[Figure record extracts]
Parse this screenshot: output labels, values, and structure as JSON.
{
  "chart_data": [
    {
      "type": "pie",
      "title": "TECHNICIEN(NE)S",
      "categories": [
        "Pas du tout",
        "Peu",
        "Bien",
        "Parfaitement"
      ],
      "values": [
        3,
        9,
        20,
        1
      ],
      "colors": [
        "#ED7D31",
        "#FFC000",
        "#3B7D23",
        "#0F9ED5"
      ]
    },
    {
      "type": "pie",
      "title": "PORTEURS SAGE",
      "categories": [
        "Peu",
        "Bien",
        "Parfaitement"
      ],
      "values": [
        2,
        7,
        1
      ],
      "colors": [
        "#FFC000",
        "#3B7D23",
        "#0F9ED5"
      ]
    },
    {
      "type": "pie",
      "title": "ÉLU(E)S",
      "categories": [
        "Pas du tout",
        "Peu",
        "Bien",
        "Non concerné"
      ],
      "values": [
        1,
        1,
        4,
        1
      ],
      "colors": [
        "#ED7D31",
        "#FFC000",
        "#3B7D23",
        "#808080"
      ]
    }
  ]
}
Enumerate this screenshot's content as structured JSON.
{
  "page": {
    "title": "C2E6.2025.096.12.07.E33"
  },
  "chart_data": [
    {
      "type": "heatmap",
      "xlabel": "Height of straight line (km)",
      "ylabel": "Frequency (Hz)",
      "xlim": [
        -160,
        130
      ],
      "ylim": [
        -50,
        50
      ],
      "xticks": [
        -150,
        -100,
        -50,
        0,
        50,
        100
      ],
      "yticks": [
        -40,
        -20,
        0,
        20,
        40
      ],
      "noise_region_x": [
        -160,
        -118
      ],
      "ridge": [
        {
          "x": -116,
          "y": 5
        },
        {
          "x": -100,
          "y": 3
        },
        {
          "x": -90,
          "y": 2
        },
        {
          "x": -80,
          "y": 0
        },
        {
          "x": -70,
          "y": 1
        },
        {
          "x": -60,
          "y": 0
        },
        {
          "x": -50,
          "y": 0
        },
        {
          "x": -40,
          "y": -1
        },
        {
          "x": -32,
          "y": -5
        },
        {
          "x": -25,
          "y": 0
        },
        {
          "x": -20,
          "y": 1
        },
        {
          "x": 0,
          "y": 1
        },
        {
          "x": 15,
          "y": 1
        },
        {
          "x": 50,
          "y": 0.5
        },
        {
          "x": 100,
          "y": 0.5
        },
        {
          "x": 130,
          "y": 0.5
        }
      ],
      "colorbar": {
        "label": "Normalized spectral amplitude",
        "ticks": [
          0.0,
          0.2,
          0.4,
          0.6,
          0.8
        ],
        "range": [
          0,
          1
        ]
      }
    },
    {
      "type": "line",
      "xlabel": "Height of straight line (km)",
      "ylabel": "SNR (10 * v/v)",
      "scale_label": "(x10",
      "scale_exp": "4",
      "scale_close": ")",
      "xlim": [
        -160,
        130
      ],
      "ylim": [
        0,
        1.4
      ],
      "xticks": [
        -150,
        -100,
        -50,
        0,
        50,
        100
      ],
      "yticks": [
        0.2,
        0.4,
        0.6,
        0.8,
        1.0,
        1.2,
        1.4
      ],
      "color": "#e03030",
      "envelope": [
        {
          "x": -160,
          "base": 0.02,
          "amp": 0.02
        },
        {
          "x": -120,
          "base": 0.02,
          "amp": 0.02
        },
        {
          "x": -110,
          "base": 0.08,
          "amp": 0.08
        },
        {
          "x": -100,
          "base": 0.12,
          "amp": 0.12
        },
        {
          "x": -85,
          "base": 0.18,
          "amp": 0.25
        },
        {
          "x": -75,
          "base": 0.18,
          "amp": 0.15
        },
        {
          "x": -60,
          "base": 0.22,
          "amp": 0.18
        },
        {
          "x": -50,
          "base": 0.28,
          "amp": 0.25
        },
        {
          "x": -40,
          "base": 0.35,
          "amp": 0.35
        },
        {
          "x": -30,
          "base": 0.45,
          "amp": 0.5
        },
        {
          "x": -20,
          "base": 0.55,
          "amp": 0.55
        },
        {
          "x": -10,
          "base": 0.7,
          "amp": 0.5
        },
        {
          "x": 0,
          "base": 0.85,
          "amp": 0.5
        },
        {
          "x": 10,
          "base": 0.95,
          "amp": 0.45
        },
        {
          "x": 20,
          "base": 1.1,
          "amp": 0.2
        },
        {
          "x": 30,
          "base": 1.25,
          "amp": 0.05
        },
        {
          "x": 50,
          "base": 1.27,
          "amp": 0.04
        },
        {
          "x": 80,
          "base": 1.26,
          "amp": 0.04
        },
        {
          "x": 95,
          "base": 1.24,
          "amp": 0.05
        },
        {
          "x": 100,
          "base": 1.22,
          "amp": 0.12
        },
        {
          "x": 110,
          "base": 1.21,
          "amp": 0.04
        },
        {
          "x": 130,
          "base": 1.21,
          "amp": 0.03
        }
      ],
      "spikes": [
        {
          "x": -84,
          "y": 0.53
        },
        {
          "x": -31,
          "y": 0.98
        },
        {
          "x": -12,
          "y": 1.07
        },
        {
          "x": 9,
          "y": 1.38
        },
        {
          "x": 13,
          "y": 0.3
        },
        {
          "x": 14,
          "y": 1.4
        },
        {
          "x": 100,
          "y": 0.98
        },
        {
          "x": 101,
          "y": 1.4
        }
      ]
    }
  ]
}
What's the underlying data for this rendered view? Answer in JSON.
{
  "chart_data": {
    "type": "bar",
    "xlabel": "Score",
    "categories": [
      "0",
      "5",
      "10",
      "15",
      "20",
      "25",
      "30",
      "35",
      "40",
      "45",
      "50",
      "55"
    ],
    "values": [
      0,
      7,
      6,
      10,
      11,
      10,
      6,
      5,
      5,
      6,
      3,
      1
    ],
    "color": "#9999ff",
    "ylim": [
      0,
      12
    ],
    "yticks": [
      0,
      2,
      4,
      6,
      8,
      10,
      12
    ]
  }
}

**WHAT IS EXPECTED**
Transcribe all the entries, keeping each one exactly as it is.

**RESPONSE FOR THIS EXERCISE**
Parse this screenshot: output labels, values, and structure as JSON.
{
  "chart_data": [
    {
      "type": "pie",
      "title": "TECHNICIEN(NE)S",
      "categories": [
        "Pas du tout",
        "Peu",
        "Bien",
        "Parfaitement"
      ],
      "values": [
        3,
        9,
        20,
        1
      ],
      "colors": [
        "#ED7D31",
        "#FFC000",
        "#3B7D23",
        "#0F9ED5"
      ]
    },
    {
      "type": "pie",
      "title": "PORTEURS SAGE",
      "categories": [
        "Peu",
        "Bien",
        "Parfaitement"
      ],
      "values": [
        2,
        7,
        1
      ],
      "colors": [
        "#FFC000",
        "#3B7D23",
        "#0F9ED5"
      ]
    },
    {
      "type": "pie",
      "title": "ÉLU(E)S",
      "categories": [
        "Pas du tout",
        "Peu",
        "Bien",
        "Non concerné"
      ],
      "values": [
        1,
        1,
        4,
        1
      ],
      "colors": [
        "#ED7D31",
        "#FFC000",
        "#3B7D23",
        "#808080"
      ]
    }
  ]
}
Enumerate this screenshot's content as structured JSON.
{
  "page": {
    "title": "C2E6.2025.096.12.07.E33"
  },
  "chart_data": [
    {
      "type": "heatmap",
      "xlabel": "Height of straight line (km)",
      "ylabel": "Frequency (Hz)",
      "xlim": [
        -160,
        130
      ],
      "ylim": [
        -50,
        50
      ],
      "xticks": [
        -150,
        -100,
        -50,
        0,
        50,
        100
      ],
      "yticks": [
        -40,
        -20,
        0,
        20,
        40
      ],
      "noise_region_x": [
        -160,
        -118
      ],
      "ridge": [
        {
          "x": -116,
          "y": 5
        },
        {
          "x": -100,
          "y": 3
        },
        {
          "x": -90,
          "y": 2
        },
        {
          "x": -80,
          "y": 0
        },
        {
          "x": -70,
          "y": 1
        },
        {
          "x": -60,
          "y": 0
        },
        {
          "x": -50,
          "y": 0
        },
        {
          "x": -40,
          "y": -1
        },
        {
          "x": -32,
          "y": -5
        },
        {
          "x": -25,
          "y": 0
        },
        {
          "x": -20,
          "y": 1
        },
        {
          "x": 0,
          "y": 1
        },
        {
          "x": 15,
          "y": 1
        },
        {
          "x": 50,
          "y": 0.5
        },
        {
          "x": 100,
          "y": 0.5
        },
        {
          "x": 130,
          "y": 0.5
        }
      ],
      "colorbar": {
        "label": "Normalized spectral amplitude",
        "ticks": [
          0.0,
          0.2,
          0.4,
          0.6,
          0.8
        ],
        "range": [
          0,
          1
        ]
      }
    },
    {
      "type": "line",
      "xlabel": "Height of straight line (km)",
      "ylabel": "SNR (10 * v/v)",
      "scale_label": "(x10",
      "scale_exp": "4",
      "scale_close": ")",
      "xlim": [
        -160,
        130
      ],
      "ylim": [
        0,
        1.4
      ],
      "xticks": [
        -150,
        -100,
        -50,
        0,
        50,
        100
      ],
      "yticks": [
        0.2,
        0.4,
        0.6,
        0.8,
        1.0,
        1.2,
        1.4
      ],
      "color": "#e03030",
      "envelope": [
        {
          "x": -160,
          "base": 0.02,
          "amp": 0.02
        },
        {
          "x": -120,
          "base": 0.02,
          "amp": 0.02
        },
        {
          "x": -110,
          "base": 0.08,
          "amp": 0.08
        },
        {
          "x": -100,
          "base": 0.12,
          "amp": 0.12
        },
        {
          "x": -85,
          "base": 0.18,
          "amp": 0.25
        },
        {
          "x": -75,
          "base": 0.18,
          "amp": 0.15
        },
        {
          "x": -60,
          "base": 0.22,
          "amp": 0.18
        },
        {
          "x": -50,
          "base": 0.28,
          "amp": 0.25
        },
        {
          "x": -40,
          "base": 0.35,
          "amp": 0.35
        },
        {
          "x": -30,
          "base": 0.45,
          "amp": 0.5
        },
        {
          "x": -20,
          "base": 0.55,
          "amp": 0.55
        },
        {
          "x": -10,
          "base": 0.7,
          "amp": 0.5
        },
        {
          "x": 0,
          "base": 0.85,
          "amp": 0.5
        },
        {
          "x": 10,
          "base": 0.95,
          "amp": 0.45
        },
        {
          "x": 20,
          "base": 1.1,
          "amp": 0.2
        },
        {
          "x": 30,
          "base": 1.25,
          "amp": 0.05
        },
        {
          "x": 50,
          "base": 1.27,
          "amp": 0.04
        },
        {
          "x": 80,
          "base": 1.26,
          "amp": 0.04
        },
        {
          "x": 95,
          "base": 1.24,
          "amp": 0.05
        },
        {
          "x": 100,
          "base": 1.22,
          "amp": 0.12
        },
        {
          "x": 110,
          "base": 1.21,
          "amp": 0.04
        },
        {
          "x": 130,
          "base": 1.21,
          "amp": 0.03
        }
      ],
      "spikes": [
        {
          "x": -84,
          "y": 0.53
        },
        {
          "x": -31,
          "y": 0.98
        },
        {
          "x": -12,
          "y": 1.07
        },
        {
          "x": 9,
          "y": 1.38
        },
        {
          "x": 13,
          "y": 0.3
        },
        {
          "x": 14,
          "y": 1.4
        },
        {
          "x": 100,
          "y": 0.98
        },
        {
          "x": 101,
          "y": 1.4
        }
      ]
    }
  ]
}
What's the underlying data for this rendered view? Answer in JSON.
{
  "chart_data": {
    "type": "bar",
    "xlabel": "Score",
    "categories": [
      "0",
      "5",
      "10",
      "15",
      "20",
      "25",
      "30",
      "35",
      "40",
      "45",
      "50",
      "55"
    ],
    "values": [
      0,
      7,
      6,
      10,
      11,
      10,
      6,
      5,
      5,
      6,
      3,
      1
    ],
    "color": "#9999ff",
    "ylim": [
      0,
      12
    ],
    "yticks": [
      0,
      2,
      4,
      6,
      8,
      10,
      12
    ]
  }
}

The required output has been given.